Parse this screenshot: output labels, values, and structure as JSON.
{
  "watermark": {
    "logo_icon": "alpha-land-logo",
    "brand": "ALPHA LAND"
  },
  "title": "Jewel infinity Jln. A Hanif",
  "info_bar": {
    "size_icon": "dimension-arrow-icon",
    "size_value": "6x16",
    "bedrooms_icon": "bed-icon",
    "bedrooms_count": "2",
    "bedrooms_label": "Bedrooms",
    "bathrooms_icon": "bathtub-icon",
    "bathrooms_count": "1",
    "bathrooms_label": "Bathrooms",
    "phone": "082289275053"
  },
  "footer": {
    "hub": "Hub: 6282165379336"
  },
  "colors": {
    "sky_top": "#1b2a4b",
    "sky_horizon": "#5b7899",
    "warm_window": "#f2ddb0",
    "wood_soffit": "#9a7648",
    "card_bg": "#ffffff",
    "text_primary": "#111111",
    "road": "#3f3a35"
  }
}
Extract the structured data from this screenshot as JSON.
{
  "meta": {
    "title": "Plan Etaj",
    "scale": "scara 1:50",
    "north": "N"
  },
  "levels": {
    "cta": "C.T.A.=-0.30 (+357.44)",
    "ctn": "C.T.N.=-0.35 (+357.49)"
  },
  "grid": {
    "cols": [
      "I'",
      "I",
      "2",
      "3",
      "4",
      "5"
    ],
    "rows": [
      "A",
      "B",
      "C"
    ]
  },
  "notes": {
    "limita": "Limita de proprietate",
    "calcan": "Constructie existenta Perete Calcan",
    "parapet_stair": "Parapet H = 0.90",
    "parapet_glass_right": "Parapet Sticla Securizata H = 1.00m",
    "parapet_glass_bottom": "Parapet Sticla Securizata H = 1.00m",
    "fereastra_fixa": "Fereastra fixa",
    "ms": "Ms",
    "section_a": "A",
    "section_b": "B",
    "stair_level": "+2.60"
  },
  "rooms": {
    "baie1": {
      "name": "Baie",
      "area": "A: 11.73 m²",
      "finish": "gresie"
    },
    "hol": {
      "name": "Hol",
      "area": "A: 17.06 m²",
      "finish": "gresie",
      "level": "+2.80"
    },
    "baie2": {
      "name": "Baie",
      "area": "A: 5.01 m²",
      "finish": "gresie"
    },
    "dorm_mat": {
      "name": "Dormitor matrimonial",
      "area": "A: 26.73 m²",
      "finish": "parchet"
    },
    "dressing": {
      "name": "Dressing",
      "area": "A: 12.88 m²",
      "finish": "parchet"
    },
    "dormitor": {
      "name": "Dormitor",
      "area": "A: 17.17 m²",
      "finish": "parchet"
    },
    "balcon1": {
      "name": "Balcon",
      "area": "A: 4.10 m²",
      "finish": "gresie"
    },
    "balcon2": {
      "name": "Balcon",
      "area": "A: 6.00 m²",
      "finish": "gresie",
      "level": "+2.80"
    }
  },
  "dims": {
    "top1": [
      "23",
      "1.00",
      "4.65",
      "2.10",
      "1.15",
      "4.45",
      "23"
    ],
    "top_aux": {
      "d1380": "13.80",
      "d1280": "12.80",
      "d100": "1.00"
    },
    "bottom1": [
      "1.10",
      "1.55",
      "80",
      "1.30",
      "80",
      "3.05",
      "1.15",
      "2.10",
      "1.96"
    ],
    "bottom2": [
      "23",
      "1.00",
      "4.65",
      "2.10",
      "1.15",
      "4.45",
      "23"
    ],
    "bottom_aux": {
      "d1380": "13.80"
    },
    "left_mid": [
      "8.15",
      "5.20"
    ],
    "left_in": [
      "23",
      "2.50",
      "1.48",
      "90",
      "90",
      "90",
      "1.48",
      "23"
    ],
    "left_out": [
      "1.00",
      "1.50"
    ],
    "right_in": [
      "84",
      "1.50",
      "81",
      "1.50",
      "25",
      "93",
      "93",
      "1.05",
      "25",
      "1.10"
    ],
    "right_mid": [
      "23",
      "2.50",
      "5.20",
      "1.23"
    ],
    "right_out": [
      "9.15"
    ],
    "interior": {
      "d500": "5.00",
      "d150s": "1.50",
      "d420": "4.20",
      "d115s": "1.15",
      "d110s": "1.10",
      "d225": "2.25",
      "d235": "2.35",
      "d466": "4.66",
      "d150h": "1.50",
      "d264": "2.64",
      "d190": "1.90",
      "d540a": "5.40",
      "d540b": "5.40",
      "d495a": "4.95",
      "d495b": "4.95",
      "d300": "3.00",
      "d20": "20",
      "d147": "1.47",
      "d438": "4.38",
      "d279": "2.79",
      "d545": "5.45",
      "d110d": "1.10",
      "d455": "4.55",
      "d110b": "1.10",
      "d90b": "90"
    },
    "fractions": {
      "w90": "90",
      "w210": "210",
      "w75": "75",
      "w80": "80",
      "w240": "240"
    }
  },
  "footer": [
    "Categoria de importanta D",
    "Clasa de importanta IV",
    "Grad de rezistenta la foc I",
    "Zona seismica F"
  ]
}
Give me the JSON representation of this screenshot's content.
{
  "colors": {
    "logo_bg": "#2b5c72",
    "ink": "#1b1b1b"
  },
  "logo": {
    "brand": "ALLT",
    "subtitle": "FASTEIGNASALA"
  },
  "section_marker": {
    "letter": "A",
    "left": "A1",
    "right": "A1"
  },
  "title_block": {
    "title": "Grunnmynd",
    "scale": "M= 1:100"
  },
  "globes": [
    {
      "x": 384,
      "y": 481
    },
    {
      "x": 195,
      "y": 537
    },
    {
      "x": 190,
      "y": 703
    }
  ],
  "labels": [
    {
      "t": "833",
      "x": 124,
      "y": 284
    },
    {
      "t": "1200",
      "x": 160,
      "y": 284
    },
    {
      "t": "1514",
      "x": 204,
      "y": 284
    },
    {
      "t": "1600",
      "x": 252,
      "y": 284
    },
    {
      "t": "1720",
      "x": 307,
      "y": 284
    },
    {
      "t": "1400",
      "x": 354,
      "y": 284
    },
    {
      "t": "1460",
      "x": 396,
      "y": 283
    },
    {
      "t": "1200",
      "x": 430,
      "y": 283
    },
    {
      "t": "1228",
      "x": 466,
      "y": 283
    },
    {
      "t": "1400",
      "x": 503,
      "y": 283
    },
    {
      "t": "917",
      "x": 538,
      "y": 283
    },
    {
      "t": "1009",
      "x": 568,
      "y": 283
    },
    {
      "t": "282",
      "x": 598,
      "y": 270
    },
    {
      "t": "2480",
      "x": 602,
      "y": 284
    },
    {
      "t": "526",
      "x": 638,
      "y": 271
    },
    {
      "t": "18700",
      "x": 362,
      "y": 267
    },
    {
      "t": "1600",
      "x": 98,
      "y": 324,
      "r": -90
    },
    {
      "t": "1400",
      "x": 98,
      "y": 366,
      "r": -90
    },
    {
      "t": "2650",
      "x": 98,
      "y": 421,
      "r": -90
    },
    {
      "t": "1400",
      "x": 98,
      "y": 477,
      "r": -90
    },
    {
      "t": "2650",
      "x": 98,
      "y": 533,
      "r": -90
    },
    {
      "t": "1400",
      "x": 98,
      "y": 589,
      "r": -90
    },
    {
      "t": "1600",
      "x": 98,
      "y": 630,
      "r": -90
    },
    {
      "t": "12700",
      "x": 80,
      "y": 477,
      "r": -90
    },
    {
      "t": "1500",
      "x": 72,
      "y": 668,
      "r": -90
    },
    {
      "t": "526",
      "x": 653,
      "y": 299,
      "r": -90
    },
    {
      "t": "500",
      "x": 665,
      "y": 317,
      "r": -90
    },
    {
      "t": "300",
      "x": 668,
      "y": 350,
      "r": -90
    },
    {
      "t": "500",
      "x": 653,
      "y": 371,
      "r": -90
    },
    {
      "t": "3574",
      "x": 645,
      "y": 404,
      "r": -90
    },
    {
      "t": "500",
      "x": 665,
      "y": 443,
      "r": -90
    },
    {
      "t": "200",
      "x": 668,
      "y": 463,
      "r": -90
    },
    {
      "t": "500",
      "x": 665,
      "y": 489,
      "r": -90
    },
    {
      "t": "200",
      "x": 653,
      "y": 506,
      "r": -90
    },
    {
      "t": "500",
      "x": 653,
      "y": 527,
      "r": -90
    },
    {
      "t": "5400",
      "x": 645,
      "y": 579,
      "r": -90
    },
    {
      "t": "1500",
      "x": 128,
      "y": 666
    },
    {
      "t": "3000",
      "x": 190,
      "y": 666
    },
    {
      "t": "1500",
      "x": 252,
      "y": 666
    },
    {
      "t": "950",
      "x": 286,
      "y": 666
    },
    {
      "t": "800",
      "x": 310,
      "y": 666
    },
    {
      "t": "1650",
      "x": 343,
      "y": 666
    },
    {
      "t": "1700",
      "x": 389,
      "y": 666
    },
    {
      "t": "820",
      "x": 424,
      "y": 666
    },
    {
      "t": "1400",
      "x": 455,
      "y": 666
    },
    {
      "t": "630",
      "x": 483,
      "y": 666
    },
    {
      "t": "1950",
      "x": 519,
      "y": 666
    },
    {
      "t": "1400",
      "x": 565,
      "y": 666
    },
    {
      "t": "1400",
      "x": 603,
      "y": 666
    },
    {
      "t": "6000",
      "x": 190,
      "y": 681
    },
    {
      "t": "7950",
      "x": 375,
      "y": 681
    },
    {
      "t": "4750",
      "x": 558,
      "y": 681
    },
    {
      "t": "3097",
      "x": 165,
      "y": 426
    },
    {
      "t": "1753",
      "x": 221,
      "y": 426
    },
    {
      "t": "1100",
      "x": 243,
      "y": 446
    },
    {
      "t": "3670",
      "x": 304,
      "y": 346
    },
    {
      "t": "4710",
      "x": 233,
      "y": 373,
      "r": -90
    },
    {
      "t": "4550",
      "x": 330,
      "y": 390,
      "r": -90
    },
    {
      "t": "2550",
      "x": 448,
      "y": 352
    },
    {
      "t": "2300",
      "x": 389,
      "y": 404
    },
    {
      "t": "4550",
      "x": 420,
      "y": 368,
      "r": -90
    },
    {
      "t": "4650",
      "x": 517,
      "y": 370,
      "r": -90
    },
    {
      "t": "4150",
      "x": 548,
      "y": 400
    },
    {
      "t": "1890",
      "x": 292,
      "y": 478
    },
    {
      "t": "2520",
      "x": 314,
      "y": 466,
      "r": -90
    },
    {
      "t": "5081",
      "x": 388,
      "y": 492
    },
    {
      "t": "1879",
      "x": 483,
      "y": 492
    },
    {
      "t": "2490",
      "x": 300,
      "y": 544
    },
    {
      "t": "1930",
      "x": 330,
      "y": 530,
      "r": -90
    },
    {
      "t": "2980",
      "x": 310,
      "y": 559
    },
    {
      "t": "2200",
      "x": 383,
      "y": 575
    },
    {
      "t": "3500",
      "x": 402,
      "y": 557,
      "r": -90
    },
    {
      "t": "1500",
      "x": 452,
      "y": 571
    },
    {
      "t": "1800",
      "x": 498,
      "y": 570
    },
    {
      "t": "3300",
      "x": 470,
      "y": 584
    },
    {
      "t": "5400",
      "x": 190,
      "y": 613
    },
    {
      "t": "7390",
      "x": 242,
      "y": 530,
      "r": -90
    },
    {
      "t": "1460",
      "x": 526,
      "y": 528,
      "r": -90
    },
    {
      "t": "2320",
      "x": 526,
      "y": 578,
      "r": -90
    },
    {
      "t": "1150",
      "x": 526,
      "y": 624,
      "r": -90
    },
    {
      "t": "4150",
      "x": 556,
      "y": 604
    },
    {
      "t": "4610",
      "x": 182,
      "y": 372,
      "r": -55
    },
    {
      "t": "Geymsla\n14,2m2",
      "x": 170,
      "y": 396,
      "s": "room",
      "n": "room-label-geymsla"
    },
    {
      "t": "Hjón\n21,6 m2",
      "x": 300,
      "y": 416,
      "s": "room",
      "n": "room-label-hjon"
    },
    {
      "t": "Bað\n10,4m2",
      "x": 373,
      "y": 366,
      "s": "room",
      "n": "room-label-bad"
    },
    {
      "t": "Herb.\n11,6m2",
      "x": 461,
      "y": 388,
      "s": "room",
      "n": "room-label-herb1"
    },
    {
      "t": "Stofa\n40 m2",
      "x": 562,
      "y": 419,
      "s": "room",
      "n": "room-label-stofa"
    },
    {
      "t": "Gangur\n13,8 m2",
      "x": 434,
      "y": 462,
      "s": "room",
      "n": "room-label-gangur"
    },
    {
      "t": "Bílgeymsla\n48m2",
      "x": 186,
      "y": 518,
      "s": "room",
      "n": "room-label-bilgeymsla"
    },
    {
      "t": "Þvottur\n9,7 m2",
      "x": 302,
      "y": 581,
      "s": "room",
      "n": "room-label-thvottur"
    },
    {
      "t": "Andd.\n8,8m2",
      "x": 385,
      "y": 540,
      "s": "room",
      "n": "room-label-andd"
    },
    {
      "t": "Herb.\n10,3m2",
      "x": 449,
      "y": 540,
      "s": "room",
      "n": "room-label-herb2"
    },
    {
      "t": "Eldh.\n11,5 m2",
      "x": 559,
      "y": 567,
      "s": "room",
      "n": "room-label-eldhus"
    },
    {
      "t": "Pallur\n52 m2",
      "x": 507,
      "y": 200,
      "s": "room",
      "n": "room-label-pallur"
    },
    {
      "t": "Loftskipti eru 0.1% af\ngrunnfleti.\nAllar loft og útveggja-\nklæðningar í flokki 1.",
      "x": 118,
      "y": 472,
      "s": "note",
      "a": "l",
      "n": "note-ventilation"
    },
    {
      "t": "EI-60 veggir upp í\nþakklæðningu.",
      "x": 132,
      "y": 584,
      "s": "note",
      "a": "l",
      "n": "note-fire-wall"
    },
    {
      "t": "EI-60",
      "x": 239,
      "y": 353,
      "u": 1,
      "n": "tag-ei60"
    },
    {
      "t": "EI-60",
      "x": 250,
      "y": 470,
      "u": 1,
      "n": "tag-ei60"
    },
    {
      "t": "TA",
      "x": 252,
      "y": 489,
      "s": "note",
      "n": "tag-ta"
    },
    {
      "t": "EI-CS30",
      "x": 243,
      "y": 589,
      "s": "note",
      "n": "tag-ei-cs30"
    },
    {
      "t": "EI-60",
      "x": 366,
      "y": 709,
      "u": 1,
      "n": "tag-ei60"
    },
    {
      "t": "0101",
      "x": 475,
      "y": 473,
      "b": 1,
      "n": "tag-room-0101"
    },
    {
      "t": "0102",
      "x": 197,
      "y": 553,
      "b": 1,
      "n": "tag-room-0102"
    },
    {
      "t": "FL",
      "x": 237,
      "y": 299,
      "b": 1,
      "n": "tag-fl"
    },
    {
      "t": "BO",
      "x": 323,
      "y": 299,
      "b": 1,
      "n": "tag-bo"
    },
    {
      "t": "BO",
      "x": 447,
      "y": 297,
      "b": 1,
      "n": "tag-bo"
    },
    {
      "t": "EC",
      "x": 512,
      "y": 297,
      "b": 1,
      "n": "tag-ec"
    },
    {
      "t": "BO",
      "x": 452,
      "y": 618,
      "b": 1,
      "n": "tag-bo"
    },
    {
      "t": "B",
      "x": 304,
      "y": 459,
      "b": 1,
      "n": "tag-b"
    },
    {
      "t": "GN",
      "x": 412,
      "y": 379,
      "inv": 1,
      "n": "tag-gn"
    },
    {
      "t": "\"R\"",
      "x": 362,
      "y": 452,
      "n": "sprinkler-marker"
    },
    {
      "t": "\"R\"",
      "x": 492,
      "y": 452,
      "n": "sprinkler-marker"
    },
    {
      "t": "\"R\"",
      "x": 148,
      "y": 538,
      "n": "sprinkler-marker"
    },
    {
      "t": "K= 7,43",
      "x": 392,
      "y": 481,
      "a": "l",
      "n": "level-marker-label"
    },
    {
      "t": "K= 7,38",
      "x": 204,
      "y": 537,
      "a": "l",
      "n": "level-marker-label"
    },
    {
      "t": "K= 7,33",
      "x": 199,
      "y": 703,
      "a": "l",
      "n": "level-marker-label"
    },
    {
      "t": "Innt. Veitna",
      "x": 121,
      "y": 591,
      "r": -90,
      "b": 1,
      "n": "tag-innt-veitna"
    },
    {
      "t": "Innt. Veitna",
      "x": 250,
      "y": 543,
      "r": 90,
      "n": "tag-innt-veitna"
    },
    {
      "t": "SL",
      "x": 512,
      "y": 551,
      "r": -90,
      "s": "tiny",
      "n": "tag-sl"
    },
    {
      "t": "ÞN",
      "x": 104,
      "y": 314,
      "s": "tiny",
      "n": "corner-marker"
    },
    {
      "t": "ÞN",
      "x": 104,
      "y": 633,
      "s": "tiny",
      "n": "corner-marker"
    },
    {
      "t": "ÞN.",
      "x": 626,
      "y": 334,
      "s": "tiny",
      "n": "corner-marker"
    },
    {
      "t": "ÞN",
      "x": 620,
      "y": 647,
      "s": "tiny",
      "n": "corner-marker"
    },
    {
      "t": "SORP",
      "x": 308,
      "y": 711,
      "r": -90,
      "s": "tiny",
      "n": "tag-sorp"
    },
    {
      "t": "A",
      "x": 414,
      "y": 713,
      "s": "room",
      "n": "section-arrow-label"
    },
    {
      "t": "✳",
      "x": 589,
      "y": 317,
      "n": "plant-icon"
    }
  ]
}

----

Set exercise: Out of the records, collect only those lines that contain the string "importanta".

Solved problem:
    "Categoria de importanta D",
    "Clasa de importanta IV",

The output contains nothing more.